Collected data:
⁂

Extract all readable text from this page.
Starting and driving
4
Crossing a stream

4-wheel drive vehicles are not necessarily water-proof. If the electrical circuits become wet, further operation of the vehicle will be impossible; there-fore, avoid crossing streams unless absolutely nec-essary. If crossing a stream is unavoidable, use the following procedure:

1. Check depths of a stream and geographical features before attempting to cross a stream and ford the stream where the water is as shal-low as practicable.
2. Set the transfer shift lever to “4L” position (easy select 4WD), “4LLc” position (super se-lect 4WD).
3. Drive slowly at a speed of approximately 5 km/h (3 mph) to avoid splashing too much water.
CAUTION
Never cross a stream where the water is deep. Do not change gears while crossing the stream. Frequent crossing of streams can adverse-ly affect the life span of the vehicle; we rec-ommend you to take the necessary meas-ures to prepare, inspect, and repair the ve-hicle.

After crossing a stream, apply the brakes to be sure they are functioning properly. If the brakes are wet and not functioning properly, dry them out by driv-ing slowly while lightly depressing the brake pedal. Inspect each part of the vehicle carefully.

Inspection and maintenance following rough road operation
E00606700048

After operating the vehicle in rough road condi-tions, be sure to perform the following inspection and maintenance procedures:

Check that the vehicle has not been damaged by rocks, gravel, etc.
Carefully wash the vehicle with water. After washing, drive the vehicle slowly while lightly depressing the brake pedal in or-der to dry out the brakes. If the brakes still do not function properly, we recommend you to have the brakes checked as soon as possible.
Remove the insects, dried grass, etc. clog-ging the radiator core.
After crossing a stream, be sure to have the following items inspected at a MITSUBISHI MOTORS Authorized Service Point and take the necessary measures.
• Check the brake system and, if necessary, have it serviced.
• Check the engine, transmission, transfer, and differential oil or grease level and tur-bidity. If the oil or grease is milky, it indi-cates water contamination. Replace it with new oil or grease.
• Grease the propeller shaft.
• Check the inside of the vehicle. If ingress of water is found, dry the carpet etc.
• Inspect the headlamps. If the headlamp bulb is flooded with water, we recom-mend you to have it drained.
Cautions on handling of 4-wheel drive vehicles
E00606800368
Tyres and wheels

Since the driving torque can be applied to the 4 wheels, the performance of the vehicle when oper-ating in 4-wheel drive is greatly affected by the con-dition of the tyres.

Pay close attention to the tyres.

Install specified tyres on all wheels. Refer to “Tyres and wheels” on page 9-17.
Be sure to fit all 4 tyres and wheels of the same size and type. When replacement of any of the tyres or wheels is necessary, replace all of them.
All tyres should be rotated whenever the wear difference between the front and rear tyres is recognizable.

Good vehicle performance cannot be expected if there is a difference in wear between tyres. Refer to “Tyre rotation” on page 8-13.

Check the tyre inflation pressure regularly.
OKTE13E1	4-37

⁂

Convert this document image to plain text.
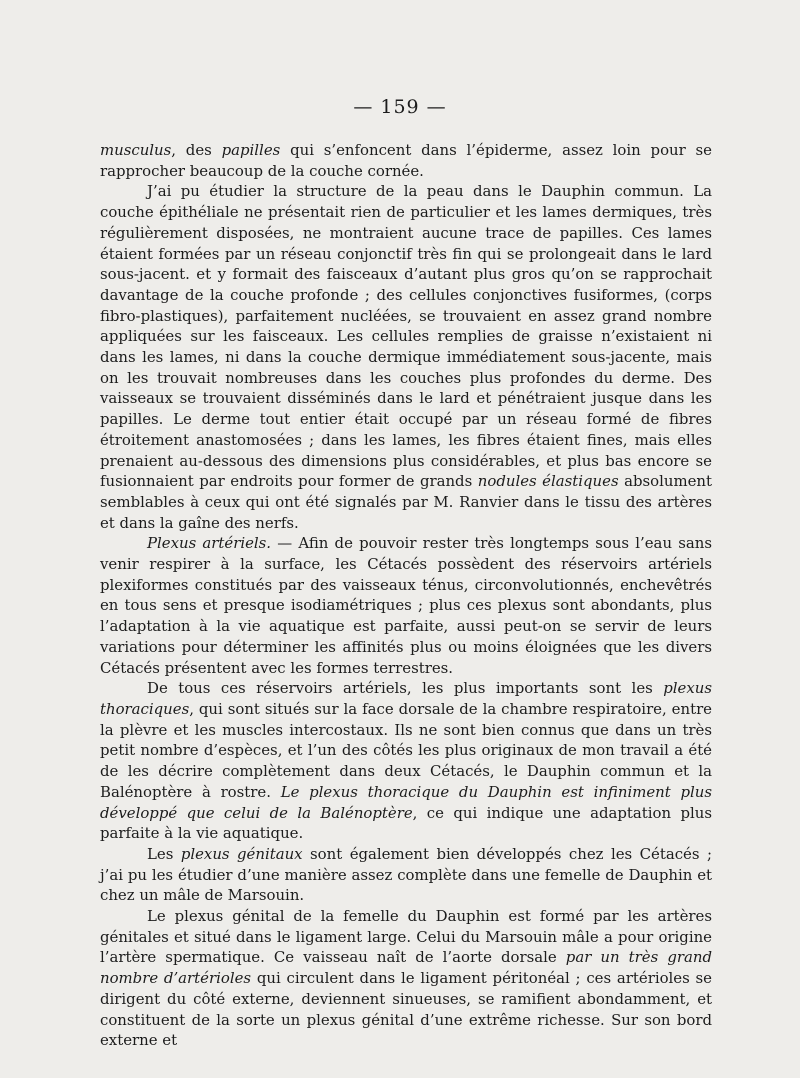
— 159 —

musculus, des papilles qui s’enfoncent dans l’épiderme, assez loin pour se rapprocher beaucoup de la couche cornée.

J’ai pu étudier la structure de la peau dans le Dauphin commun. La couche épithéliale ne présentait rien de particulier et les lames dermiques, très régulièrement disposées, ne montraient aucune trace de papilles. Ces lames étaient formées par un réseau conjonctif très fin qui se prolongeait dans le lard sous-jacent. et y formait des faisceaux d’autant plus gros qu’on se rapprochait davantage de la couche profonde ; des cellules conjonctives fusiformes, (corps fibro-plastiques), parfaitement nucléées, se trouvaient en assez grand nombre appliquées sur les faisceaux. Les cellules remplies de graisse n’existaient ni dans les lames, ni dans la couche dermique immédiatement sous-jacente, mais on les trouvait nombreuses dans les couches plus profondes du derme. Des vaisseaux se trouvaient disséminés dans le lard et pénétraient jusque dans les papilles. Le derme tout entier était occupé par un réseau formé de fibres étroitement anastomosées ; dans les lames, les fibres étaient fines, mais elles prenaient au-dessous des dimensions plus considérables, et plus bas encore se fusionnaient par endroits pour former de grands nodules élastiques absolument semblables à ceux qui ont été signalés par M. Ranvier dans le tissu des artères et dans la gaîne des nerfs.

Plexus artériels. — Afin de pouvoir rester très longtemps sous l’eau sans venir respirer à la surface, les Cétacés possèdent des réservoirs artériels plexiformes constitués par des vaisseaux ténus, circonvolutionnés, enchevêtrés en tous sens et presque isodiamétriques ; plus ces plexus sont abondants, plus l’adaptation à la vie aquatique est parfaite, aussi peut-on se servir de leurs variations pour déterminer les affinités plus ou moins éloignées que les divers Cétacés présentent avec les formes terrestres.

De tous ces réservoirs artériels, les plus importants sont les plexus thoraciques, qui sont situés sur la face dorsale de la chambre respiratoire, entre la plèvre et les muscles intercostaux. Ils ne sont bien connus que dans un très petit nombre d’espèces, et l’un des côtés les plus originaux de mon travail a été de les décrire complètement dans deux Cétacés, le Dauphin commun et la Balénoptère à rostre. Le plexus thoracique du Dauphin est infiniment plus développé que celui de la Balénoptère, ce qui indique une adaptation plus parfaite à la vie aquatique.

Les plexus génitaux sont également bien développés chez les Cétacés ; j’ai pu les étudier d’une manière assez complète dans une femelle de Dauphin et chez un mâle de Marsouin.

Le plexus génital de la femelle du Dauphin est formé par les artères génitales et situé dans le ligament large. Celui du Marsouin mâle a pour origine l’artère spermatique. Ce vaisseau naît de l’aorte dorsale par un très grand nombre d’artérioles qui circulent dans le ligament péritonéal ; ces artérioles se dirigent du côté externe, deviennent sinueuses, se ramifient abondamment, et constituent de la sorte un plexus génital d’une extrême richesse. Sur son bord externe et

⁂

-- Given task --
Pull out each line holding the string "assez".

-- Completed exercise --
musculus, des papilles qui s’enfoncent dans l’épiderme, assez loin pour se rapprocher beaucoup de la couche cornée.
J’ai pu étudier la structure de la peau dans le Dauphin commun. La couche épithéliale ne présentait rien de particulier et les lames dermiques, très régulièrement disposées, ne montraient aucune trace de papilles. Ces lames étaient formées par un réseau conjonctif très fin qui se prolongeait dans le lard sous-jacent. et y formait des faisceaux d’autant plus gros qu’on se rapprochait davantage de la couche profonde ; des cellules conjonctives fusiformes, (corps fibro-plastiques), parfaitement nucléées, se trouvaient en assez grand nombre appliquées sur les faisceaux. Les cellules remplies de graisse n’existaient ni dans les lames, ni dans la couche dermique immédiatement sous-jacente, mais on les trouvait nombreuses dans les couches plus profondes du derme. Des vaisseaux se trouvaient disséminés dans le lard et pénétraient jusque dans les papilles. Le derme tout entier était occupé par un réseau formé de fibres étroitement anastomosées ; dans les lames, les fibres étaient fines, mais elles prenaient au-dessous des dimensions plus considérables, et plus bas encore se fusionnaient par endroits pour former de grands nodules élastiques absolument semblables à ceux qui ont été signalés par M. Ranvier dans le tissu des artères et dans la gaîne des nerfs.
Les plexus génitaux sont également bien développés chez les Cétacés ; j’ai pu les étudier d’une manière assez complète dans une femelle de Dauphin et chez un mâle de Marsouin.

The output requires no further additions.